--- start Records for the exercise ---

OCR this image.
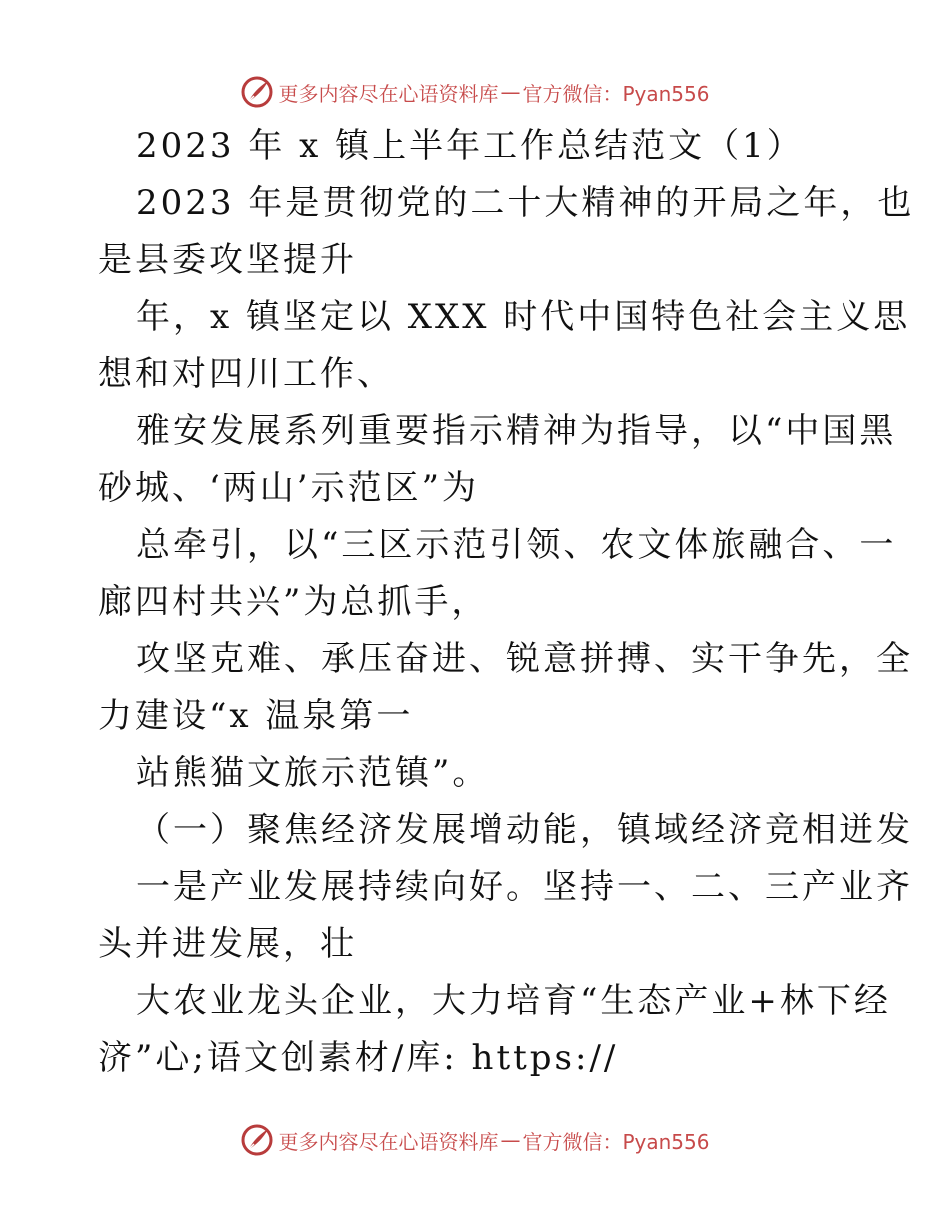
更多内容尽在心语资料库 — 官方微信：Pyan556
2023 年 x 镇上半年工作总结范文（1）
2023 年是贯彻党的二十大精神的开局之年，也
是县委攻坚提升
年，x 镇坚定以 XXX 时代中国特色社会主义思
想和对四川工作、
雅安发展系列重要指示精神为指导，以“中国黑
砂城、‘两山’示范区”为
总牵引，以“三区示范引领、农文体旅融合、一
廊四村共兴”为总抓手，
攻坚克难、承压奋进、锐意拼搏、实干争先，全
力建设“x 温泉第一
站熊猫文旅示范镇”。
（一）聚焦经济发展增动能，镇域经济竞相迸发
一是产业发展持续向好。坚持一、二、三产业齐
头并进发展，壮
大农业龙头企业，大力培育“生态产业+林下经
济”心;语文创素材/库: https://
更多内容尽在心语资料库 — 官方微信：Pyan556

--- end Records for the exercise ---

## Instructions to follow
Would you mind returning each entry above word for word, skipping the images?

## Completed task
OCR this image.
更多内容尽在心语资料库 — 官方微信：Pyan556
2023 年 x 镇上半年工作总结范文（1）
2023 年是贯彻党的二十大精神的开局之年，也
是县委攻坚提升
年，x 镇坚定以 XXX 时代中国特色社会主义思
想和对四川工作、
雅安发展系列重要指示精神为指导，以“中国黑
砂城、‘两山’示范区”为
总牵引，以“三区示范引领、农文体旅融合、一
廊四村共兴”为总抓手，
攻坚克难、承压奋进、锐意拼搏、实干争先，全
力建设“x 温泉第一
站熊猫文旅示范镇”。
（一）聚焦经济发展增动能，镇域经济竞相迸发
一是产业发展持续向好。坚持一、二、三产业齐
头并进发展，壮
大农业龙头企业，大力培育“生态产业+林下经
济”心;语文创素材/库: https://
更多内容尽在心语资料库 — 官方微信：Pyan556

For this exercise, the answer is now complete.